Your objective
Send each entry back exactly as given, pictures excluded.

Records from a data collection
────────────────

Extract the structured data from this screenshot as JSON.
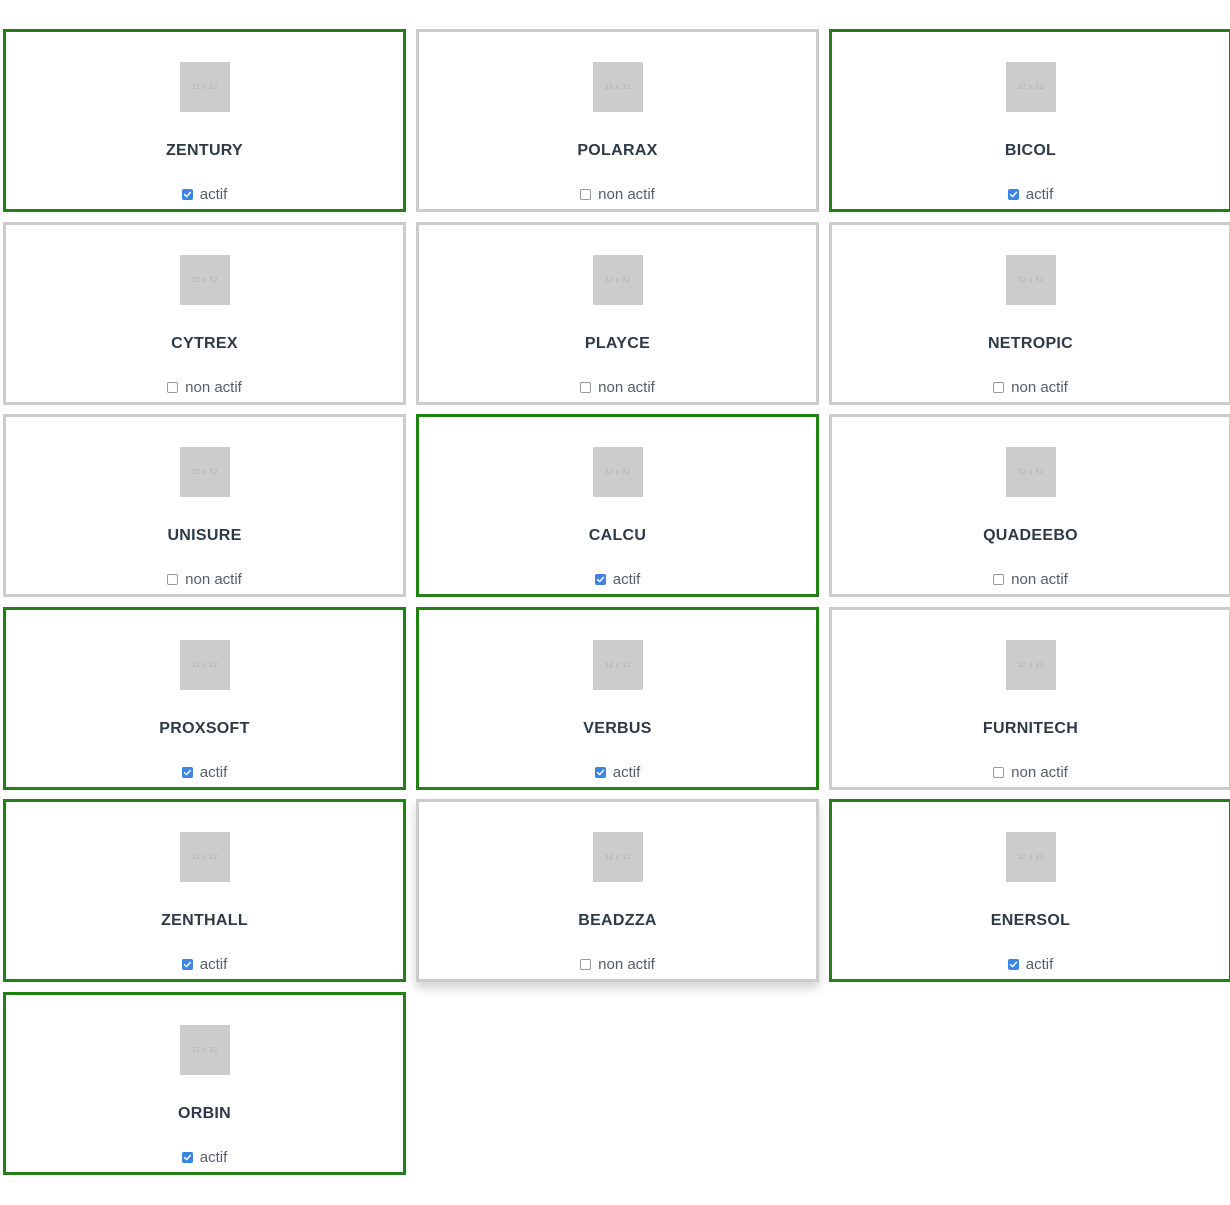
{
  "logo_placeholder": "32 x 32",
  "colors": {
    "active_border": "#238016",
    "inactive_border": "#cccccc",
    "checkbox_checked": "#3b86e3"
  },
  "companies": [
    {
      "name": "ZENTURY",
      "status": "actif",
      "active": true
    },
    {
      "name": "POLARAX",
      "status": "non actif",
      "active": false
    },
    {
      "name": "BICOL",
      "status": "actif",
      "active": true
    },
    {
      "name": "CYTREX",
      "status": "non actif",
      "active": false
    },
    {
      "name": "PLAYCE",
      "status": "non actif",
      "active": false
    },
    {
      "name": "NETROPIC",
      "status": "non actif",
      "active": false
    },
    {
      "name": "UNISURE",
      "status": "non actif",
      "active": false
    },
    {
      "name": "CALCU",
      "status": "actif",
      "active": true
    },
    {
      "name": "QUADEEBO",
      "status": "non actif",
      "active": false
    },
    {
      "name": "PROXSOFT",
      "status": "actif",
      "active": true
    },
    {
      "name": "VERBUS",
      "status": "actif",
      "active": true
    },
    {
      "name": "FURNITECH",
      "status": "non actif",
      "active": false
    },
    {
      "name": "ZENTHALL",
      "status": "actif",
      "active": true
    },
    {
      "name": "BEADZZA",
      "status": "non actif",
      "active": false,
      "hovered": true
    },
    {
      "name": "ENERSOL",
      "status": "actif",
      "active": true
    },
    {
      "name": "ORBIN",
      "status": "actif",
      "active": true
    }
  ]
}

────────────────

Task output
Extract the structured data from this screenshot as JSON.
{
  "logo_placeholder": "32 x 32",
  "colors": {
    "active_border": "#238016",
    "inactive_border": "#cccccc",
    "checkbox_checked": "#3b86e3"
  },
  "companies": [
    {
      "name": "ZENTURY",
      "status": "actif",
      "active": true
    },
    {
      "name": "POLARAX",
      "status": "non actif",
      "active": false
    },
    {
      "name": "BICOL",
      "status": "actif",
      "active": true
    },
    {
      "name": "CYTREX",
      "status": "non actif",
      "active": false
    },
    {
      "name": "PLAYCE",
      "status": "non actif",
      "active": false
    },
    {
      "name": "NETROPIC",
      "status": "non actif",
      "active": false
    },
    {
      "name": "UNISURE",
      "status": "non actif",
      "active": false
    },
    {
      "name": "CALCU",
      "status": "actif",
      "active": true
    },
    {
      "name": "QUADEEBO",
      "status": "non actif",
      "active": false
    },
    {
      "name": "PROXSOFT",
      "status": "actif",
      "active": true
    },
    {
      "name": "VERBUS",
      "status": "actif",
      "active": true
    },
    {
      "name": "FURNITECH",
      "status": "non actif",
      "active": false
    },
    {
      "name": "ZENTHALL",
      "status": "actif",
      "active": true
    },
    {
      "name": "BEADZZA",
      "status": "non actif",
      "active": false,
      "hovered": true
    },
    {
      "name": "ENERSOL",
      "status": "actif",
      "active": true
    },
    {
      "name": "ORBIN",
      "status": "actif",
      "active": true
    }
  ]
}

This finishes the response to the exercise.